◆ **Description of the task**
Produce an exact copy of the lines from the line containing "What does this" through the last line of the listing below, both ends included, and nothing else.

BEGIN Recorded information

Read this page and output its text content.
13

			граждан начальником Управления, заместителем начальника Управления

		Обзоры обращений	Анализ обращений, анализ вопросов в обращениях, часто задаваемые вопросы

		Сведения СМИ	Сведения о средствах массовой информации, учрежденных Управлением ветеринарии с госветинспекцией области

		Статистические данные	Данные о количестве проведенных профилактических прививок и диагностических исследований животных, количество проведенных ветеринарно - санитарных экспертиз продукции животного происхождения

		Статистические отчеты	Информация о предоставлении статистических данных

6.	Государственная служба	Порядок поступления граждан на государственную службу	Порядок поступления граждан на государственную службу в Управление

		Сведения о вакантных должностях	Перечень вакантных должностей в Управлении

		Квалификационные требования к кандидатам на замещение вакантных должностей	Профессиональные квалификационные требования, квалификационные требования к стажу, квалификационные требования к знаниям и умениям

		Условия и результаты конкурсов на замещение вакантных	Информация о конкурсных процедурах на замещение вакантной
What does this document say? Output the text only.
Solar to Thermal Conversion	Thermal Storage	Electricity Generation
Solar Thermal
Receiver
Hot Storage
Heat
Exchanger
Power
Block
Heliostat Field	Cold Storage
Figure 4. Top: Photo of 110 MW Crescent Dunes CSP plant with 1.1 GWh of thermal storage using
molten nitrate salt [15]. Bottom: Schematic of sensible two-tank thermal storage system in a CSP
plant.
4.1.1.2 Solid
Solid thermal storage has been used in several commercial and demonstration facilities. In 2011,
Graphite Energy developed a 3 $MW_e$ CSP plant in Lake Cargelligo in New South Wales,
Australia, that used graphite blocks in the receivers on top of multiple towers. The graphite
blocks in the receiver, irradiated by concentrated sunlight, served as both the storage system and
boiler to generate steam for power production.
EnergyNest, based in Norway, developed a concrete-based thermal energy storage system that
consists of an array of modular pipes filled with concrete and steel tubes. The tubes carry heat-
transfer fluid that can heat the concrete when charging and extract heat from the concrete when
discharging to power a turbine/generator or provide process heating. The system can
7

END Recorded information

◆ **Written answer**
What does this document say? Output the text only.
Solar to Thermal Conversion	Thermal Storage	Electricity Generation
Solar Thermal
Receiver
Hot Storage
Heat
Exchanger
Power
Block
Heliostat Field	Cold Storage
Figure 4. Top: Photo of 110 MW Crescent Dunes CSP plant with 1.1 GWh of thermal storage using
molten nitrate salt [15]. Bottom: Schematic of sensible two-tank thermal storage system in a CSP
plant.
4.1.1.2 Solid
Solid thermal storage has been used in several commercial and demonstration facilities. In 2011,
Graphite Energy developed a 3 $MW_e$ CSP plant in Lake Cargelligo in New South Wales,
Australia, that used graphite blocks in the receivers on top of multiple towers. The graphite
blocks in the receiver, irradiated by concentrated sunlight, served as both the storage system and
boiler to generate steam for power production.
EnergyNest, based in Norway, developed a concrete-based thermal energy storage system that
consists of an array of modular pipes filled with concrete and steel tubes. The tubes carry heat-
transfer fluid that can heat the concrete when charging and extract heat from the concrete when
discharging to power a turbine/generator or provide process heating. The system can
7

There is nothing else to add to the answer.